-------- TEXT EXCERPT --------
Can palm oil be sustainable?
Posted on 11th May 2020 at 20:17
Can palm oil be sustainable?
The answer is probably not. Not on the current evidence of what we are seeing it the world and especially in the palm oil producing nations. Deforestation is rife and this product has become so important to the economies of these nations that authorities are turning blind eyes to the devastation of their environment.
Palm oil is produced mainly in Indonesia and Malaysia, with these two countries dominating the industry and producing 84% of the world’s supply. Indonesia and Malaysia are also part owners along with Brunei of the island of Borneo, one of the worlds most beautiful and important natural habitats, home to the orang-utan and many other unique species.
From the year 1990 to 2008, palm oil production has been responsible for 8% of global deforestation. In Indonesia, the largest producer of palm oil, producing around 50% of the world’s palm oil; this equates to an area the size of Northumberland being lost every year to palm oil production in Indonesia.
When you add all of this up from 1990 to 2016 you are talking about an area the size of Bangladesh. The worrying thing is that this is only 8% of deforestation globally.
In 2004, the palm oil industry set up the Roundtable on Sustainable Palm Oil (RSPO) with the aim of increasing the amount of sustainable produced palm oil and reducing the unsustainable practices of deforestation and loss of animal habitat. There are currently 193 critically endangered animals which are threatened by the palm oil industry.
The RSPO was set up by large players in the palm oil industry from producers of the oil and the largest customers. Currently only 19% of the palm oil produced is sustainable, and the organisation has been running for 16 years. That’s quite a poor statistic.
The board of the RSPO is made up of oil palm growers, processors and traders, consumer goods producers, retailers, bankers and investors and NGO’s. The majority of the board have a financial interest with only 2 seats on the board dedicated to environmental NGO’s.
Even the social and developmental NGO’s with 2 seats on the board will be invested in the success of the palm oil industry due to the socials and developmental issues in the largely poor countries that produce this cheap commodity.
How can palm oil be sustainable?
If these are the people who are running the RSPO then I don’t hold out much hope for palm oil being sustainable. The people running this organisation designates who produces palm and how they produce it are directly invested in keeping the price of this commodity cheap and bolstering their own profits.
How can real progress be made when the industry is effectively self regulating itself and with retailers, bankers and investors based on the board? Surely it can only be a recipe for disaster.
-------- PROVIDED INFORMATION --------
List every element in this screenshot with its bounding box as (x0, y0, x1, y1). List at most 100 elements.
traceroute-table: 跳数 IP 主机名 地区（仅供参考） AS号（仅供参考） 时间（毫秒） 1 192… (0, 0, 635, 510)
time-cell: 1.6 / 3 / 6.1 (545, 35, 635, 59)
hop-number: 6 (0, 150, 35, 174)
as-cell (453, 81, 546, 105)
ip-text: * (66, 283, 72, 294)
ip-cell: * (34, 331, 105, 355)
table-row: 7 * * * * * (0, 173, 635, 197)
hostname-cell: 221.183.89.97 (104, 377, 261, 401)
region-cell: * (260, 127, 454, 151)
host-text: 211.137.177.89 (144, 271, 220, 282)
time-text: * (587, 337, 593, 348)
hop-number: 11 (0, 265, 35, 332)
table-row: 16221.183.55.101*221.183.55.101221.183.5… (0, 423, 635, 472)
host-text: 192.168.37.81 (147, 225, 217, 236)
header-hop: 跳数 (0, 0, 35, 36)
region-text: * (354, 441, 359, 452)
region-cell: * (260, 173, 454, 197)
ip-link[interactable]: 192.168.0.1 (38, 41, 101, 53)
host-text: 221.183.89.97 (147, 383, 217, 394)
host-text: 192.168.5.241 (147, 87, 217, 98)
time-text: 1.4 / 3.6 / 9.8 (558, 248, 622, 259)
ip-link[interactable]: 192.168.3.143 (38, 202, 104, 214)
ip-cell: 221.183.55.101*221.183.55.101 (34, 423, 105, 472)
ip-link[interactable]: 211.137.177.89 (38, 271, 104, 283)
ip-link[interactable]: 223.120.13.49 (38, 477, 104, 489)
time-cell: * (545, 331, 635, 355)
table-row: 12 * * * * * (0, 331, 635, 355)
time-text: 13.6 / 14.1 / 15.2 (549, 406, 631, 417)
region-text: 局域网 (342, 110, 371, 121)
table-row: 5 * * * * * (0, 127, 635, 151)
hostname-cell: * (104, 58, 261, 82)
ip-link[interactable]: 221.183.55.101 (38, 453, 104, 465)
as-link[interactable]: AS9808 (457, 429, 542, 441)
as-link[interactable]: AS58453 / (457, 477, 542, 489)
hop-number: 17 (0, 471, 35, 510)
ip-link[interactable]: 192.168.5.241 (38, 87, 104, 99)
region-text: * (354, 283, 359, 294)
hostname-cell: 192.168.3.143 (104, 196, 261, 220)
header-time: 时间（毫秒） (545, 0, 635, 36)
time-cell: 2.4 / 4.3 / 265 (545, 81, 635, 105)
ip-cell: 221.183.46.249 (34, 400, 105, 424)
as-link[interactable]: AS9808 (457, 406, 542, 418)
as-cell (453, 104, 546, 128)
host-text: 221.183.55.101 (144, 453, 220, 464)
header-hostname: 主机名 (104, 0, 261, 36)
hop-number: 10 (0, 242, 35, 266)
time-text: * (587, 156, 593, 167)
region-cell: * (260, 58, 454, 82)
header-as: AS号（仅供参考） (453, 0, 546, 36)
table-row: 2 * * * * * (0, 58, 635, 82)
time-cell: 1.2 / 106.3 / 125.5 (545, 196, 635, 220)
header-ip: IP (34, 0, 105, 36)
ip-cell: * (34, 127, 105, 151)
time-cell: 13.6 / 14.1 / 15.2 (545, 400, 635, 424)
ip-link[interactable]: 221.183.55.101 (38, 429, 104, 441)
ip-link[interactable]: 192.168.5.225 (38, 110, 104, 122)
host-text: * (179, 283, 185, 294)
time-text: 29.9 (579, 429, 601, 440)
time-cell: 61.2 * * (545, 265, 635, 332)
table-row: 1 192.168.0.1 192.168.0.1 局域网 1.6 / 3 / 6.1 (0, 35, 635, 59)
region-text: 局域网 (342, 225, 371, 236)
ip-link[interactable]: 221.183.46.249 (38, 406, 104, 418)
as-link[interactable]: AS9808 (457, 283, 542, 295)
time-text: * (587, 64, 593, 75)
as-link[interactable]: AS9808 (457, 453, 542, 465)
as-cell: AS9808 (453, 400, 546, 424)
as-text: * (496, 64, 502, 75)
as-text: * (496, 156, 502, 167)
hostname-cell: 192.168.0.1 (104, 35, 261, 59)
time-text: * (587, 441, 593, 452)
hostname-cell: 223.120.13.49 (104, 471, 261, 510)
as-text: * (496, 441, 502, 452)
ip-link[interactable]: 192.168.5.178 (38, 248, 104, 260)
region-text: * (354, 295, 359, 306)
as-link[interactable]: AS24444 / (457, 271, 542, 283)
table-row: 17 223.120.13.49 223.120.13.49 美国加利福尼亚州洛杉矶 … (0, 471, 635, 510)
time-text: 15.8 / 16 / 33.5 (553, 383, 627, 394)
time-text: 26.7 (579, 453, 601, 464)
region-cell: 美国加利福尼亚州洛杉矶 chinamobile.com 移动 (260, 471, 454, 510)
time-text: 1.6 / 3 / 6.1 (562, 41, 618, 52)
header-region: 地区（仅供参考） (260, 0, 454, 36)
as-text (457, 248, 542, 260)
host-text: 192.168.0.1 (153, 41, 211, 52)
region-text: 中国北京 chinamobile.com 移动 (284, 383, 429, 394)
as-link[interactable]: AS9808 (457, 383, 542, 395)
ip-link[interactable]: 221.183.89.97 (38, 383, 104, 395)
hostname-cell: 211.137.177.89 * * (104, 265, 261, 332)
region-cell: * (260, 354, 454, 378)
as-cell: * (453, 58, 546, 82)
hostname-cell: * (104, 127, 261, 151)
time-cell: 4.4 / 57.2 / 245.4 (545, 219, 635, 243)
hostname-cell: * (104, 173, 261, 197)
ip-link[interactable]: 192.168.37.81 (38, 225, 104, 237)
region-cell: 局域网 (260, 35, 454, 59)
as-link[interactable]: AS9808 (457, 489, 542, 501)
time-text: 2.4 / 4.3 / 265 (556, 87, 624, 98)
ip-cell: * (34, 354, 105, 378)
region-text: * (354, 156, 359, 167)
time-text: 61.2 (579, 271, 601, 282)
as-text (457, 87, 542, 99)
--------
[PROBLEMS TO SOLVE]
**a)** Using the piece on palm oil sustainability, decide whether each statement agrees with it: (i) Indonesia and Malaysia together produce 84% of the world's palm oil; (ii) the RSPO was set up in 2010; (iii) environmental NGOs hold most of the seats on the RSPO board. For each one, answer yes or no and quote the words that decide it.
**b)** Extend the piece on palm oil sustainability, starting after its final sentence.
The records have no connection to the piece on palm oil sustainability.

[RESULTS OF THE EXERCISE]
**a)**
(i) Yes: "producing 84% of the world’s supply"
(ii) No: "In 2004, the palm oil industry set up the Roundtable on Sustainable Palm Oil (RSPO)"
(iii) No: "only 2 seats on the board dedicated to environmental NGO’s"

**b)**
The RSPO is an organisation which was set up to stop the deforestation of natural habitats and make palm oil more sustainable. It only banned its members from clearing more areas of forest for palm oil plantations in 2018, 14 years after setting up and issuing thousands of certificates of sustainability to producers and retailers.
In 2015 Indonesia had a major crisis, with forest fires mainly attributed to palm oil production. In 2019 the fires returned and were found to be on the land of RSPO members 75% of the time. It’s clearly not working; the whole premise of sustainable palm oil is a mirage, completely fake and just a clever marketing scam.
Another reason to doubt the sustainability of palm oil is the majority of producers are based in countries which are high up on the corruption index which dictates how corrupt a country is. Countries like New Zealand, Finland, Denmark and Switzerland regularly top the list for the least corruption.
Palm oil producers are not bottom of the list, but they are nowhere near the top. High levels of corruption in these countries, added to lack of infrastructure to check where produce is coming from is evidence enough for us to doubt the amount of palm oil produced sustainably is well below 19%.
In 2010, some of the world’s largest companies promised to protect forests and clean up the industry by the year 2020. That year is now here and somewhere between diddly squat and nothing has happened to change.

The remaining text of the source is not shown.